## Aufgabe A
Schreiben Sie aus dem Text über den Sammelband „Geist und Macht“ den Abschnitt wortgetreu ab, der mit „Nach Tagungsbänden zu“ beginnt und bis einschließlich „eher unterrepräsentiert sind.“ reicht.
## Aufgabe B
Nennen Sie alle Beitragsautoren, die im Text über den Sammelband „Geist und Macht“ namentlich erwähnt werden.
## Aufgabe C
Führen Sie den Text über den Sammelband „Geist und Macht“ im Anschluss an seinen letzten Satz weiter.

##### Vorliegender Text #####

Nach Tagungsbänden zu "Heißen Kriegen", "Krisen", "Angst" und "Ökonomie" im Kalten Krieg wendet sich auch das Hamburger Institut für Sozialforschung diesen gegenwärtig stark expandierenden Forschungsfeldern zu. Der fünfte Band seiner Reihe "Studien zum Kalten Krieg" ist dem Großthema "Geist und Macht" gewidmet, das in 26 Beiträgen umkreist wird. Der Titel ist so weit gewählt, dass er nicht nur das Verhältnis von Politik und Wissenschaft abdeckt, dem sich der überwiegende Teil der Aufsätze widmet, sondern auch westliche Werbefachleute (im Beitrag von Kenneth Osgood) und die sowjetische Intelligenzija (bei Stephen V. Bittner) umfasst. Besonders im Blickpunkt stehen Spieltheorie und Kybernetik, denen sich mehrere Aufsätze zuwenden, während die Geisteswissenschaften, die sonst oft einen beliebten Untersuchungsgegenstand historischer Studien abgeben, eher unterrepräsentiert sind.
Geographisch liegt der Schwerpunkt jenseits des Atlantiks. 17 der 26 Autoren forschen in den USA, fünf weitere arbeiten in Deutschland, je einer in der Schweiz, Griechenland, Kanada und England - ein Zahlenverhältnis, das halbwegs getreulich widerspiegelt, wo die Ideengeschichte des Kalten Krieges in den vergangenen Jahren institutionell beheimatet war. Gut die Hälfte aller Beiträge hat amerikanische Einrichtungen und Wissenschaftsdisziplinen zum Thema: von der amerikanischen Sowjetologie (David C. Engerman) über die Transformation der amerikanischen Wirtschaftswissenschaft (Michael A. Bernstein) bis zur Wissensproduktion in der von der US-Luftwaffe finanzierten Rand Corporation (Philip Rocco). Dabei fällt auf, dass amerikanische Autoren "den Staat als zentralen Akteur" (301) wiederentdecken, während in der deutschen Historiographie momentan der gegenteilige Trend vorherrscht, den Staat aus der Geschichte zu eskamotieren.

##### Daten #####

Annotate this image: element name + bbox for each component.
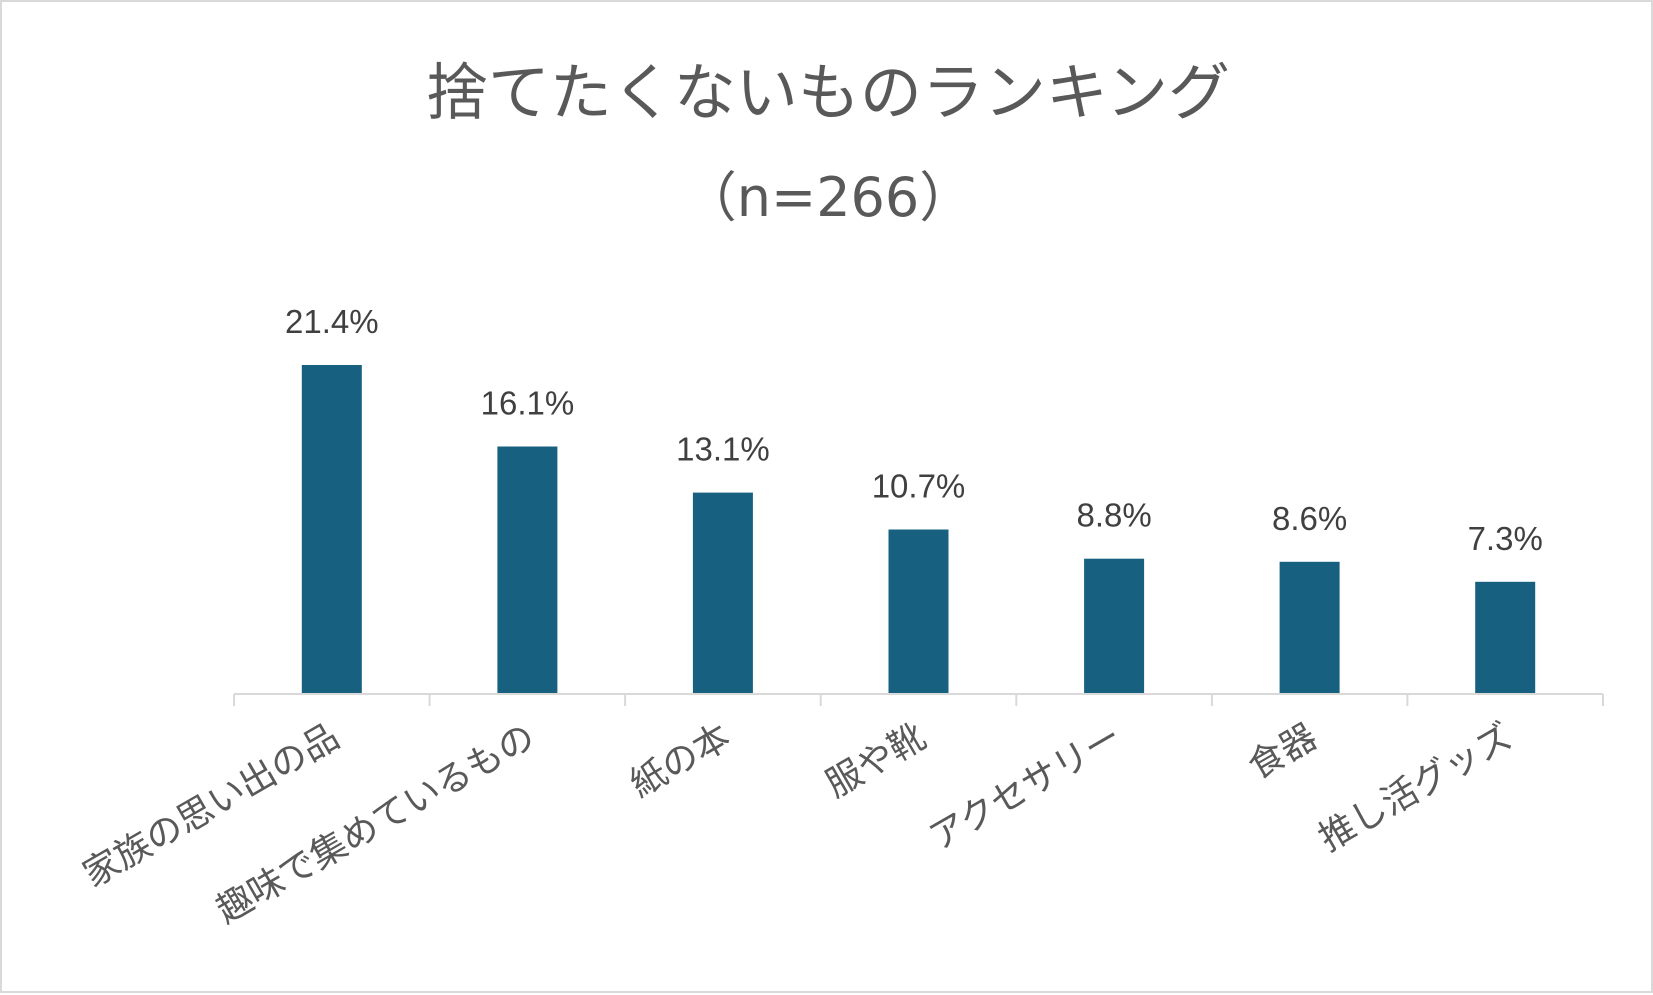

#####

## Antwort A
Nach Tagungsbänden zu "Heißen Kriegen", "Krisen", "Angst" und "Ökonomie" im Kalten Krieg wendet sich auch das Hamburger Institut für Sozialforschung diesen gegenwärtig stark expandierenden Forschungsfeldern zu. Der fünfte Band seiner Reihe "Studien zum Kalten Krieg" ist dem Großthema "Geist und Macht" gewidmet, das in 26 Beiträgen umkreist wird. Der Titel ist so weit gewählt, dass er nicht nur das Verhältnis von Politik und Wissenschaft abdeckt, dem sich der überwiegende Teil der Aufsätze widmet, sondern auch westliche Werbefachleute (im Beitrag von Kenneth Osgood) und die sowjetische Intelligenzija (bei Stephen V. Bittner) umfasst. Besonders im Blickpunkt stehen Spieltheorie und Kybernetik, denen sich mehrere Aufsätze zuwenden, während die Geisteswissenschaften, die sonst oft einen beliebten Untersuchungsgegenstand historischer Studien abgeben, eher unterrepräsentiert sind.

## Antwort B
Kenneth Osgood, Stephen V. Bittner, David C. Engerman, Michael A. Bernstein, Philip Rocco

## Antwort C
Die vergleichsweise wenigen Aufsätze über europäische, speziell deutsche Experten und Entwicklungen zeichnen sich dadurch aus, dass sie im Beitrag von Andreas Wirsching über "Bildung als Wettbewerbsstrategie", in Mario Keßlers Skizze über Ossip K. Flechtheims Futurologie und in Holger Nehrings Überlegungen zur deutschen Friedensforschung Wechselwirkungen und Transferprozesse zwischen Ost und West ins Auge fassen. Rüdiger Grafs kluge Überlegungen zur Öl- und Energiekrise der frühen 1970er Jahre rücken darüber hinaus sich ausweitende Interessen- und Wahrnehmungsdifferenzen zwischen den USA und ihren europäischen Verbündeten in den Blick; Graf macht deutlich, dass die Energiefrage für die Amerikaner ein sekundäres Problem blieb, während es für die Europäer die Frage aufwarf, ob gerade in einer Phase der Entspannung "die Logik des Kalten Krieges nicht hinter anderen Problemen zurückstehen müsse" (220).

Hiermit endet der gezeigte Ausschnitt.